Goal
Copy the listing below line for line, with no changes.

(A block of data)
+ + + + + + +
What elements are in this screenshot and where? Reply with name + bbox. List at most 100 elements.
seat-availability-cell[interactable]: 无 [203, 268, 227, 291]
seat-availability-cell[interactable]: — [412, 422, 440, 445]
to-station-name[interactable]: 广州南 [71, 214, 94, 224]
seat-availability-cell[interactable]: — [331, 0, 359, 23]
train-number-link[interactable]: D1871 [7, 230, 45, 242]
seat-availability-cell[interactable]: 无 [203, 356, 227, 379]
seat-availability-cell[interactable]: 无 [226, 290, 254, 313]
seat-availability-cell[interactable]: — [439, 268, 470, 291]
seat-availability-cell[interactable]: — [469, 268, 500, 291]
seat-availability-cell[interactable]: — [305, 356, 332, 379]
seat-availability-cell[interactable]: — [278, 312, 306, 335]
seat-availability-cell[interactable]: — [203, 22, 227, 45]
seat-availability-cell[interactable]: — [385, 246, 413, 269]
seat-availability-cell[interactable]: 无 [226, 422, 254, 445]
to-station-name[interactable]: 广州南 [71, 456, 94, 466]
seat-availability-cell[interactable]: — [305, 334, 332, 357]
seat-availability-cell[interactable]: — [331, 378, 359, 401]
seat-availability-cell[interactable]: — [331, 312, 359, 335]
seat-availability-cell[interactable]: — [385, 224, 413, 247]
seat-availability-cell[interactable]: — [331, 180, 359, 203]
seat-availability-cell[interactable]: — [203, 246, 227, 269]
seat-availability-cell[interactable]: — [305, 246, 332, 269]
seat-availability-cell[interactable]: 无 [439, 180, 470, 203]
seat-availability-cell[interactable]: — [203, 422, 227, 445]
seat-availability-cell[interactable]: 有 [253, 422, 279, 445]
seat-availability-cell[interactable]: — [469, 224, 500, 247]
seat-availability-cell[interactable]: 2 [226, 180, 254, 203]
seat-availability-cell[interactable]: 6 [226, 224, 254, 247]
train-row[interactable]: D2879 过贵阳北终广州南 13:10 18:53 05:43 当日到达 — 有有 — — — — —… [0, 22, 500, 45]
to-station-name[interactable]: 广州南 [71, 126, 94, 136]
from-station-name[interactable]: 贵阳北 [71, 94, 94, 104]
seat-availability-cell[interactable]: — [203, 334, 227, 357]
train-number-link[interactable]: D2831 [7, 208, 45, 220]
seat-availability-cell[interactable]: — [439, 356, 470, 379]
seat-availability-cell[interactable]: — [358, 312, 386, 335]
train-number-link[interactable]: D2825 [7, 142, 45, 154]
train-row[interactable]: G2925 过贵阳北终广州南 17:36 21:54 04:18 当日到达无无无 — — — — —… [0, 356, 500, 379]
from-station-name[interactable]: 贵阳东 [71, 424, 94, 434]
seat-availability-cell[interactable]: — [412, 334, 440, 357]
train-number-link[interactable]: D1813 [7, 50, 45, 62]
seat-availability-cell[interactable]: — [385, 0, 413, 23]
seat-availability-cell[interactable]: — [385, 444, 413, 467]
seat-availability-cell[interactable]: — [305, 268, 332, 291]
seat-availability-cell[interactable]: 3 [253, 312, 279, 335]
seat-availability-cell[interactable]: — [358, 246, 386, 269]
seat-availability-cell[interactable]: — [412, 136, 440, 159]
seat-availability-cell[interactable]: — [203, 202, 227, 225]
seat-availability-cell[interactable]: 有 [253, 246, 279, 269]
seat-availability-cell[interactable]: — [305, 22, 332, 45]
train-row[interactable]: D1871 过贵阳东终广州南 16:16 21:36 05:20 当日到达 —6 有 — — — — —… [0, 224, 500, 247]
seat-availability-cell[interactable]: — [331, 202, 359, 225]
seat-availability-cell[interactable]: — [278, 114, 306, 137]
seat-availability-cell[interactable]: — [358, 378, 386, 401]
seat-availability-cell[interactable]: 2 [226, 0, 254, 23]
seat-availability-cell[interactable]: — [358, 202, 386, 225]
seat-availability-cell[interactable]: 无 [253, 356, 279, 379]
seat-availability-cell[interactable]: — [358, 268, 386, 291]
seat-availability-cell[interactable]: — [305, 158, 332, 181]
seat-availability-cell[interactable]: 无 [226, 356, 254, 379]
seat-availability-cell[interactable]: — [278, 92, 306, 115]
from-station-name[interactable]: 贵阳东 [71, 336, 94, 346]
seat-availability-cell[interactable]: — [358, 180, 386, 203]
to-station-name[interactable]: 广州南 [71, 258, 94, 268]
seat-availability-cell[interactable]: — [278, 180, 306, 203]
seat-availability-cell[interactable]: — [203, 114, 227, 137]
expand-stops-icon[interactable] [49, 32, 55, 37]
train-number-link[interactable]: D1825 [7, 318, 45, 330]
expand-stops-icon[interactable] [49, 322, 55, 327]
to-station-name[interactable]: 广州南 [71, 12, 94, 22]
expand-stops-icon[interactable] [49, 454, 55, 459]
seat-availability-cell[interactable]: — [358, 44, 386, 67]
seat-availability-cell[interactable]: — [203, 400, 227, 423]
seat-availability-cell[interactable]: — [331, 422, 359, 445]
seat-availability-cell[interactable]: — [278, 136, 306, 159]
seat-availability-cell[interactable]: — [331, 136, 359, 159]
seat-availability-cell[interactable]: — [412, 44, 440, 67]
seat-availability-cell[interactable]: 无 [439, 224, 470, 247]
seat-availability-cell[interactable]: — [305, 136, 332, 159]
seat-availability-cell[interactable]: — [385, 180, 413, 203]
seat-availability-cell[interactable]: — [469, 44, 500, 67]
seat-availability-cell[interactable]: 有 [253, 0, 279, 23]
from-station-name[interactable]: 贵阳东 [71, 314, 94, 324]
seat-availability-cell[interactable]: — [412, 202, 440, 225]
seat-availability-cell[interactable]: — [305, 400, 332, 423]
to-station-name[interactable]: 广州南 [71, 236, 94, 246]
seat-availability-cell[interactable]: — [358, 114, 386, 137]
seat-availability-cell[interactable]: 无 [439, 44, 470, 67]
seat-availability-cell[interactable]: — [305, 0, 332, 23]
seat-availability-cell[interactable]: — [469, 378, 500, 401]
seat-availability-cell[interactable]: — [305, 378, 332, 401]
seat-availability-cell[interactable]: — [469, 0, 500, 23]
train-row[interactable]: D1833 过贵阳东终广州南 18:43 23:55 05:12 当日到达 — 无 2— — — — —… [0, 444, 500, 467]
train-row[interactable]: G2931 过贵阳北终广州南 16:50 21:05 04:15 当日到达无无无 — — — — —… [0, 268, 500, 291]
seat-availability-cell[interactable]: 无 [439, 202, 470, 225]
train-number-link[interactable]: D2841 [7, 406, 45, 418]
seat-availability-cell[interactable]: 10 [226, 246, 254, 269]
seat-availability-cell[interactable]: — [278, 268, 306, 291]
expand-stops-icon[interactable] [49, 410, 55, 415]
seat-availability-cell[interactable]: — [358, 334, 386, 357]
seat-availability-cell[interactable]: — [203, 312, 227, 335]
+ + + + + + +
The response
What elements are in this screenshot and where? Reply with name + bbox. List at most 100 elements.
seat-availability-cell[interactable]: 无 [203, 268, 227, 291]
seat-availability-cell[interactable]: — [412, 422, 440, 445]
to-station-name[interactable]: 广州南 [71, 214, 94, 224]
seat-availability-cell[interactable]: — [331, 0, 359, 23]
train-number-link[interactable]: D1871 [7, 230, 45, 242]
seat-availability-cell[interactable]: 无 [203, 356, 227, 379]
seat-availability-cell[interactable]: 无 [226, 290, 254, 313]
seat-availability-cell[interactable]: — [439, 268, 470, 291]
seat-availability-cell[interactable]: — [469, 268, 500, 291]
seat-availability-cell[interactable]: — [305, 356, 332, 379]
seat-availability-cell[interactable]: — [278, 312, 306, 335]
seat-availability-cell[interactable]: — [203, 22, 227, 45]
seat-availability-cell[interactable]: — [385, 246, 413, 269]
seat-availability-cell[interactable]: 无 [226, 422, 254, 445]
to-station-name[interactable]: 广州南 [71, 456, 94, 466]
seat-availability-cell[interactable]: — [305, 334, 332, 357]
seat-availability-cell[interactable]: — [331, 378, 359, 401]
seat-availability-cell[interactable]: — [331, 312, 359, 335]
seat-availability-cell[interactable]: — [385, 224, 413, 247]
seat-availability-cell[interactable]: — [331, 180, 359, 203]
seat-availability-cell[interactable]: — [203, 246, 227, 269]
seat-availability-cell[interactable]: — [305, 246, 332, 269]
seat-availability-cell[interactable]: 无 [439, 180, 470, 203]
seat-availability-cell[interactable]: — [203, 422, 227, 445]
seat-availability-cell[interactable]: 有 [253, 422, 279, 445]
seat-availability-cell[interactable]: — [469, 224, 500, 247]
seat-availability-cell[interactable]: 2 [226, 180, 254, 203]
seat-availability-cell[interactable]: 6 [226, 224, 254, 247]
train-row[interactable]: D2879 过贵阳北终广州南 13:10 18:53 05:43 当日到达 — 有有 — — — — —… [0, 22, 500, 45]
to-station-name[interactable]: 广州南 [71, 126, 94, 136]
from-station-name[interactable]: 贵阳北 [71, 94, 94, 104]
seat-availability-cell[interactable]: — [203, 334, 227, 357]
train-number-link[interactable]: D2831 [7, 208, 45, 220]
seat-availability-cell[interactable]: — [439, 356, 470, 379]
seat-availability-cell[interactable]: — [358, 312, 386, 335]
train-number-link[interactable]: D2825 [7, 142, 45, 154]
train-row[interactable]: G2925 过贵阳北终广州南 17:36 21:54 04:18 当日到达无无无 — — — — —… [0, 356, 500, 379]
from-station-name[interactable]: 贵阳东 [71, 424, 94, 434]
seat-availability-cell[interactable]: — [412, 334, 440, 357]
train-number-link[interactable]: D1813 [7, 50, 45, 62]
seat-availability-cell[interactable]: — [385, 0, 413, 23]
seat-availability-cell[interactable]: — [385, 444, 413, 467]
seat-availability-cell[interactable]: — [305, 268, 332, 291]
seat-availability-cell[interactable]: 3 [253, 312, 279, 335]
seat-availability-cell[interactable]: — [358, 246, 386, 269]
seat-availability-cell[interactable]: — [412, 136, 440, 159]
seat-availability-cell[interactable]: — [203, 202, 227, 225]
seat-availability-cell[interactable]: 有 [253, 246, 279, 269]
seat-availability-cell[interactable]: — [305, 22, 332, 45]
train-row[interactable]: D1871 过贵阳东终广州南 16:16 21:36 05:20 当日到达 —6 有 — — — — —… [0, 224, 500, 247]
seat-availability-cell[interactable]: — [331, 202, 359, 225]
seat-availability-cell[interactable]: — [278, 114, 306, 137]
seat-availability-cell[interactable]: — [358, 378, 386, 401]
seat-availability-cell[interactable]: 2 [226, 0, 254, 23]
seat-availability-cell[interactable]: — [358, 202, 386, 225]
seat-availability-cell[interactable]: 无 [253, 356, 279, 379]
seat-availability-cell[interactable]: — [358, 268, 386, 291]
seat-availability-cell[interactable]: — [305, 158, 332, 181]
seat-availability-cell[interactable]: 无 [226, 356, 254, 379]
seat-availability-cell[interactable]: — [278, 92, 306, 115]
from-station-name[interactable]: 贵阳东 [71, 336, 94, 346]
seat-availability-cell[interactable]: — [358, 180, 386, 203]
to-station-name[interactable]: 广州南 [71, 258, 94, 268]
seat-availability-cell[interactable]: — [278, 180, 306, 203]
seat-availability-cell[interactable]: — [203, 114, 227, 137]
expand-stops-icon[interactable] [49, 32, 55, 37]
train-number-link[interactable]: D1825 [7, 318, 45, 330]
expand-stops-icon[interactable] [49, 322, 55, 327]
to-station-name[interactable]: 广州南 [71, 12, 94, 22]
expand-stops-icon[interactable] [49, 454, 55, 459]
seat-availability-cell[interactable]: — [358, 44, 386, 67]
seat-availability-cell[interactable]: — [203, 400, 227, 423]
seat-availability-cell[interactable]: — [331, 422, 359, 445]
seat-availability-cell[interactable]: — [278, 136, 306, 159]
seat-availability-cell[interactable]: — [331, 136, 359, 159]
seat-availability-cell[interactable]: — [412, 44, 440, 67]
seat-availability-cell[interactable]: 无 [439, 224, 470, 247]
seat-availability-cell[interactable]: — [305, 136, 332, 159]
seat-availability-cell[interactable]: — [385, 180, 413, 203]
seat-availability-cell[interactable]: — [469, 44, 500, 67]
seat-availability-cell[interactable]: 有 [253, 0, 279, 23]
from-station-name[interactable]: 贵阳东 [71, 314, 94, 324]
seat-availability-cell[interactable]: — [412, 202, 440, 225]
seat-availability-cell[interactable]: — [305, 400, 332, 423]
to-station-name[interactable]: 广州南 [71, 236, 94, 246]
seat-availability-cell[interactable]: — [358, 114, 386, 137]
seat-availability-cell[interactable]: 无 [439, 44, 470, 67]
seat-availability-cell[interactable]: — [305, 0, 332, 23]
seat-availability-cell[interactable]: — [469, 378, 500, 401]
seat-availability-cell[interactable]: — [305, 378, 332, 401]
seat-availability-cell[interactable]: — [469, 0, 500, 23]
train-row[interactable]: D1833 过贵阳东终广州南 18:43 23:55 05:12 当日到达 — 无 2— — — — —… [0, 444, 500, 467]
train-row[interactable]: G2931 过贵阳北终广州南 16:50 21:05 04:15 当日到达无无无 — — — — —… [0, 268, 500, 291]
seat-availability-cell[interactable]: 无 [439, 202, 470, 225]
train-number-link[interactable]: D2841 [7, 406, 45, 418]
seat-availability-cell[interactable]: 10 [226, 246, 254, 269]
seat-availability-cell[interactable]: — [278, 268, 306, 291]
expand-stops-icon[interactable] [49, 410, 55, 415]
seat-availability-cell[interactable]: — [358, 334, 386, 357]
seat-availability-cell[interactable]: — [203, 312, 227, 335]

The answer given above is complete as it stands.